Required work >>
**a.** According to the Ernest Maas biography, in what year was he offered a producer contract in Hollywood?
**b.** Translate this sentence from the Ernest Maas biography into Spanish: "Ernest Maas (December 27, 1891 – July 21, 1986) was an American silent-era screenwriter."
**c.** From the Ernest Maas biography, extract the passage starting at "American film producer" and ending at "to Los Angeles.".

---------- Text block

- Born: December 27 1891
- Died: July 21 1986 (aged 94) Los Anglees, California, USA
- Occupation(s): Screenwriter, producer
- Spouse: Frederica Sagor Maas

= Ernest Maas =

American film producer

Ernest Maas (December 27, 1891 – July 21, 1986) was an American silent-era screenwriter.

==Biography ==
Maas first worked on silent films in 1920 when he created the scenario for Uncle Sam of Freedom Ridge, a pro-League of Nations film in the aftermath of World War I. He also was the first to film the almost unbelievable crush of commuters during the rush hour at New York's Grand Central Station. In 1925, he was offered a lucrative contract as a producer in the nascent Hollywood and moved to Los Angeles.

--------------------
---------- Material

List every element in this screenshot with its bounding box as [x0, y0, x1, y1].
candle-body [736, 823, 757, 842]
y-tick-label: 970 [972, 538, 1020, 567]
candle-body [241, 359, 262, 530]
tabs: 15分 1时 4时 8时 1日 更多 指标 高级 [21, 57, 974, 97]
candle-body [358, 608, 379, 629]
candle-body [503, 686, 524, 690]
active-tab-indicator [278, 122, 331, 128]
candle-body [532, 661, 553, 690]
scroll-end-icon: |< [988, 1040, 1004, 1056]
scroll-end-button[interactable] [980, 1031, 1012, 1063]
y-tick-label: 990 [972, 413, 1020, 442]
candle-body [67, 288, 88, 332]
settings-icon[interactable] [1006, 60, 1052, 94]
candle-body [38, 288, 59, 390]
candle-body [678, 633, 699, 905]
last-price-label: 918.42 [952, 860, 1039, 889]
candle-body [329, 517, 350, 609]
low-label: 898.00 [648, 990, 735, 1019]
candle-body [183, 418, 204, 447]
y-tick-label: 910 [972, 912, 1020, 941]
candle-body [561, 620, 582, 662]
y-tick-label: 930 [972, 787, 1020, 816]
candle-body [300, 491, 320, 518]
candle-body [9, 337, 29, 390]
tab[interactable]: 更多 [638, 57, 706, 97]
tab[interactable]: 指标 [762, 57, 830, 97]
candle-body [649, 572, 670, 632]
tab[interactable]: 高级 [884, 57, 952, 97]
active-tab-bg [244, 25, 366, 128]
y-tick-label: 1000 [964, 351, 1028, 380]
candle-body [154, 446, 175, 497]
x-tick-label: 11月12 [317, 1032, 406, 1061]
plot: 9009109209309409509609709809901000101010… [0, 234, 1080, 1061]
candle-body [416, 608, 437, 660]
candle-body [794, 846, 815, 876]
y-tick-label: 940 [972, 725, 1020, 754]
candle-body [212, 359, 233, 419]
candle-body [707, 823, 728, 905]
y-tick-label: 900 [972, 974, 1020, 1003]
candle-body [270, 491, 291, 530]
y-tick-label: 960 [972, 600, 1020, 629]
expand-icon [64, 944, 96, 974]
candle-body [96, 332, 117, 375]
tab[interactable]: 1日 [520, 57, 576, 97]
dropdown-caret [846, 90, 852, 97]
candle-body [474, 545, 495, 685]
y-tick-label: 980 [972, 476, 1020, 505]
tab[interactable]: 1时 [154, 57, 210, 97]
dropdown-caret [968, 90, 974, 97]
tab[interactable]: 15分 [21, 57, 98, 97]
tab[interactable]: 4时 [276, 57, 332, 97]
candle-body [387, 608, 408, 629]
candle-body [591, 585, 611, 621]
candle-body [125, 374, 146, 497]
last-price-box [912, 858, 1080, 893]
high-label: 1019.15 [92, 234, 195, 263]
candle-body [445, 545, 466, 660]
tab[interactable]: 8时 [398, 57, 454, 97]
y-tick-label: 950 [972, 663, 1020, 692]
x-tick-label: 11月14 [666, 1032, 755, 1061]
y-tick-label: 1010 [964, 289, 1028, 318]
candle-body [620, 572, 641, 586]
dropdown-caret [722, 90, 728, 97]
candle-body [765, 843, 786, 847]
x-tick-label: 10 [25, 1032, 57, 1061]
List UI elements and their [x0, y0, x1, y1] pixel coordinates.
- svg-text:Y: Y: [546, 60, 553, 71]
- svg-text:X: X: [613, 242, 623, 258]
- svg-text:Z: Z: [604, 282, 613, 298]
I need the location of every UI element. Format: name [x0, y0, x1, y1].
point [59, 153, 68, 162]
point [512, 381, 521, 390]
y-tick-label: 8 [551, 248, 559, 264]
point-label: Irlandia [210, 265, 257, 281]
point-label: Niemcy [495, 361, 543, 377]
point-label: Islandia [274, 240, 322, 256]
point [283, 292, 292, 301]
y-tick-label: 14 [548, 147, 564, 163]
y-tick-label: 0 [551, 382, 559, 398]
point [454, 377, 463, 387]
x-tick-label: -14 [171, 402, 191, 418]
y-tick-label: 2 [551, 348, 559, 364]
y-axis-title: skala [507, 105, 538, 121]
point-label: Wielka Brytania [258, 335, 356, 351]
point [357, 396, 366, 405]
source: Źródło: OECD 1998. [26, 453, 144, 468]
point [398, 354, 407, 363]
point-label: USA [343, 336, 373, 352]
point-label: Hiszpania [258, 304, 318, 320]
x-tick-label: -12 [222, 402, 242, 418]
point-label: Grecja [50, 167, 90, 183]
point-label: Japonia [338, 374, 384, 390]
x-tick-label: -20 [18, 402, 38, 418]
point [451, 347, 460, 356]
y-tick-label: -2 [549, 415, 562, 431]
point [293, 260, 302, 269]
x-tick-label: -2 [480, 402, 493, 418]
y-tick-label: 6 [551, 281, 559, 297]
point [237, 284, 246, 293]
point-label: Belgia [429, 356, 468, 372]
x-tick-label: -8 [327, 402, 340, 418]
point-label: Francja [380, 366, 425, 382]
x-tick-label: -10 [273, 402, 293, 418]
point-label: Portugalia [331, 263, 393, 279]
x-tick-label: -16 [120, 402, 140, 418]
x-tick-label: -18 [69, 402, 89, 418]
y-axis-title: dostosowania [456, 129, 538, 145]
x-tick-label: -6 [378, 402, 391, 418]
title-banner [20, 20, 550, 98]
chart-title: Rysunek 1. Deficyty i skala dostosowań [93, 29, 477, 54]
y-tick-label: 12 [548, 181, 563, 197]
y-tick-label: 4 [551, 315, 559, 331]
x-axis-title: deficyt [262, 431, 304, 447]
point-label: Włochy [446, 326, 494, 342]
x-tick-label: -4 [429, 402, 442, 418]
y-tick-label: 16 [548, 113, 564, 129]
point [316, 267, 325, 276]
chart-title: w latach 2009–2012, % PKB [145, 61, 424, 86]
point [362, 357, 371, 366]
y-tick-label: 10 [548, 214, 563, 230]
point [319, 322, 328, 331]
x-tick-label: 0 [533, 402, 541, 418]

--------------------

Task responses >>
**a.** 1925

**b.** Ernest Maas (27 de diciembre de 1891 – 21 de julio de 1986) fue un guionista estadounidense de la época del cine mudo.

**c.**
American film producer

Ernest Maas (December 27, 1891 – July 21, 1986) was an American silent-era screenwriter.

==Biography ==
Maas first worked on silent films in 1920 when he created the scenario for Uncle Sam of Freedom Ridge, a pro-League of Nations film in the aftermath of World War I. He also was the first to film the almost unbelievable crush of commuters during the rush hour at New York's Grand Central Station. In 1925, he was offered a lucrative contract as a producer in the nascent Hollywood and moved to Los Angeles.